● **What is asked**:
Omit the images, then print each record below exactly as it reads.

%%

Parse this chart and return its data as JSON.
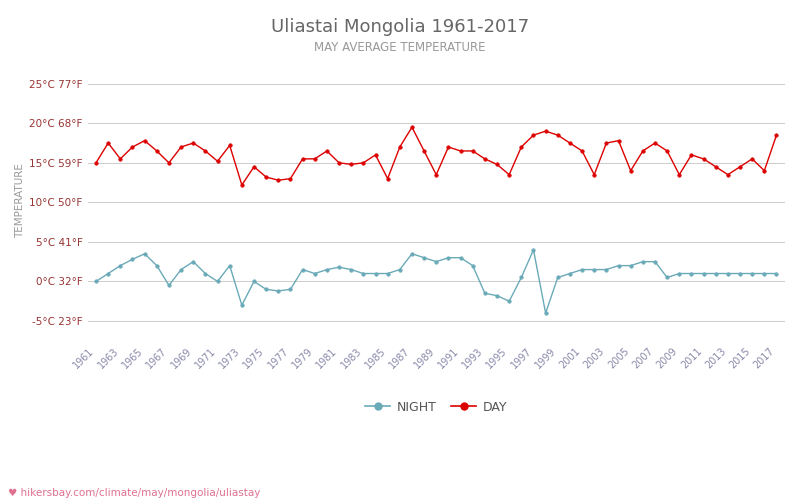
{
  "title": "Uliastai Mongolia 1961-2017",
  "subtitle": "MAY AVERAGE TEMPERATURE",
  "ylabel": "TEMPERATURE",
  "footer": "hikersbay.com/climate/may/mongolia/uliastay",
  "years": [
    1961,
    1962,
    1963,
    1964,
    1965,
    1966,
    1967,
    1968,
    1969,
    1970,
    1971,
    1972,
    1973,
    1974,
    1975,
    1976,
    1977,
    1978,
    1979,
    1980,
    1981,
    1982,
    1983,
    1984,
    1985,
    1986,
    1987,
    1988,
    1989,
    1990,
    1991,
    1992,
    1993,
    1994,
    1995,
    1996,
    1997,
    1998,
    1999,
    2000,
    2001,
    2002,
    2003,
    2004,
    2005,
    2006,
    2007,
    2008,
    2009,
    2010,
    2011,
    2012,
    2013,
    2014,
    2015,
    2016,
    2017
  ],
  "day_temps": [
    15.0,
    17.5,
    15.5,
    17.0,
    17.8,
    16.5,
    15.0,
    17.0,
    17.5,
    16.5,
    15.2,
    17.2,
    12.2,
    14.5,
    13.2,
    12.8,
    13.0,
    15.5,
    15.5,
    16.5,
    15.0,
    14.8,
    15.0,
    16.0,
    13.0,
    17.0,
    19.5,
    16.5,
    13.5,
    17.0,
    16.5,
    16.5,
    15.5,
    14.8,
    13.5,
    17.0,
    18.5,
    19.0,
    18.5,
    17.5,
    16.5,
    13.5,
    17.5,
    17.8,
    14.0,
    16.5,
    17.5,
    16.5,
    13.5,
    16.0,
    15.5,
    14.5,
    13.5,
    14.5,
    15.5,
    14.0,
    18.5
  ],
  "night_temps": [
    0.0,
    1.0,
    2.0,
    2.8,
    3.5,
    2.0,
    -0.5,
    1.5,
    2.5,
    1.0,
    0.0,
    2.0,
    -3.0,
    0.0,
    -1.0,
    -1.2,
    -1.0,
    1.5,
    1.0,
    1.5,
    1.8,
    1.5,
    1.0,
    1.0,
    1.0,
    1.5,
    3.5,
    3.0,
    2.5,
    3.0,
    3.0,
    2.0,
    -1.5,
    -1.8,
    -2.5,
    0.5,
    4.0,
    -4.0,
    0.5,
    1.0,
    1.5,
    1.5,
    1.5,
    2.0,
    2.0,
    2.5,
    2.5,
    0.5,
    1.0,
    1.0,
    1.0,
    1.0,
    1.0,
    1.0,
    1.0,
    1.0,
    1.0
  ],
  "day_color": "#dd0000",
  "night_color": "#6aaab8",
  "bg_color": "#ffffff",
  "grid_color": "#cccccc",
  "title_color": "#666666",
  "subtitle_color": "#999999",
  "tick_label_color": "#993333",
  "xtick_color": "#8888aa",
  "ylabel_color": "#999999",
  "legend_color": "#555555",
  "yticks_c": [
    -5,
    0,
    5,
    10,
    15,
    20,
    25
  ],
  "yticks_f": [
    23,
    32,
    41,
    50,
    59,
    68,
    77
  ],
  "ylim": [
    -7.5,
    28
  ],
  "xlim": [
    1960.3,
    2017.7
  ],
  "footer_color": "#e07090",
  "footer_icon_color": "#e07090"
}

%%

● **Exercise output**:
Parse this chart and return its data as JSON.
{
  "title": "Uliastai Mongolia 1961-2017",
  "subtitle": "MAY AVERAGE TEMPERATURE",
  "ylabel": "TEMPERATURE",
  "footer": "hikersbay.com/climate/may/mongolia/uliastay",
  "years": [
    1961,
    1962,
    1963,
    1964,
    1965,
    1966,
    1967,
    1968,
    1969,
    1970,
    1971,
    1972,
    1973,
    1974,
    1975,
    1976,
    1977,
    1978,
    1979,
    1980,
    1981,
    1982,
    1983,
    1984,
    1985,
    1986,
    1987,
    1988,
    1989,
    1990,
    1991,
    1992,
    1993,
    1994,
    1995,
    1996,
    1997,
    1998,
    1999,
    2000,
    2001,
    2002,
    2003,
    2004,
    2005,
    2006,
    2007,
    2008,
    2009,
    2010,
    2011,
    2012,
    2013,
    2014,
    2015,
    2016,
    2017
  ],
  "day_temps": [
    15.0,
    17.5,
    15.5,
    17.0,
    17.8,
    16.5,
    15.0,
    17.0,
    17.5,
    16.5,
    15.2,
    17.2,
    12.2,
    14.5,
    13.2,
    12.8,
    13.0,
    15.5,
    15.5,
    16.5,
    15.0,
    14.8,
    15.0,
    16.0,
    13.0,
    17.0,
    19.5,
    16.5,
    13.5,
    17.0,
    16.5,
    16.5,
    15.5,
    14.8,
    13.5,
    17.0,
    18.5,
    19.0,
    18.5,
    17.5,
    16.5,
    13.5,
    17.5,
    17.8,
    14.0,
    16.5,
    17.5,
    16.5,
    13.5,
    16.0,
    15.5,
    14.5,
    13.5,
    14.5,
    15.5,
    14.0,
    18.5
  ],
  "night_temps": [
    0.0,
    1.0,
    2.0,
    2.8,
    3.5,
    2.0,
    -0.5,
    1.5,
    2.5,
    1.0,
    0.0,
    2.0,
    -3.0,
    0.0,
    -1.0,
    -1.2,
    -1.0,
    1.5,
    1.0,
    1.5,
    1.8,
    1.5,
    1.0,
    1.0,
    1.0,
    1.5,
    3.5,
    3.0,
    2.5,
    3.0,
    3.0,
    2.0,
    -1.5,
    -1.8,
    -2.5,
    0.5,
    4.0,
    -4.0,
    0.5,
    1.0,
    1.5,
    1.5,
    1.5,
    2.0,
    2.0,
    2.5,
    2.5,
    0.5,
    1.0,
    1.0,
    1.0,
    1.0,
    1.0,
    1.0,
    1.0,
    1.0,
    1.0
  ],
  "day_color": "#dd0000",
  "night_color": "#6aaab8",
  "bg_color": "#ffffff",
  "grid_color": "#cccccc",
  "title_color": "#666666",
  "subtitle_color": "#999999",
  "tick_label_color": "#993333",
  "xtick_color": "#8888aa",
  "ylabel_color": "#999999",
  "legend_color": "#555555",
  "yticks_c": [
    -5,
    0,
    5,
    10,
    15,
    20,
    25
  ],
  "yticks_f": [
    23,
    32,
    41,
    50,
    59,
    68,
    77
  ],
  "ylim": [
    -7.5,
    28
  ],
  "xlim": [
    1960.3,
    2017.7
  ],
  "footer_color": "#e07090",
  "footer_icon_color": "#e07090"
}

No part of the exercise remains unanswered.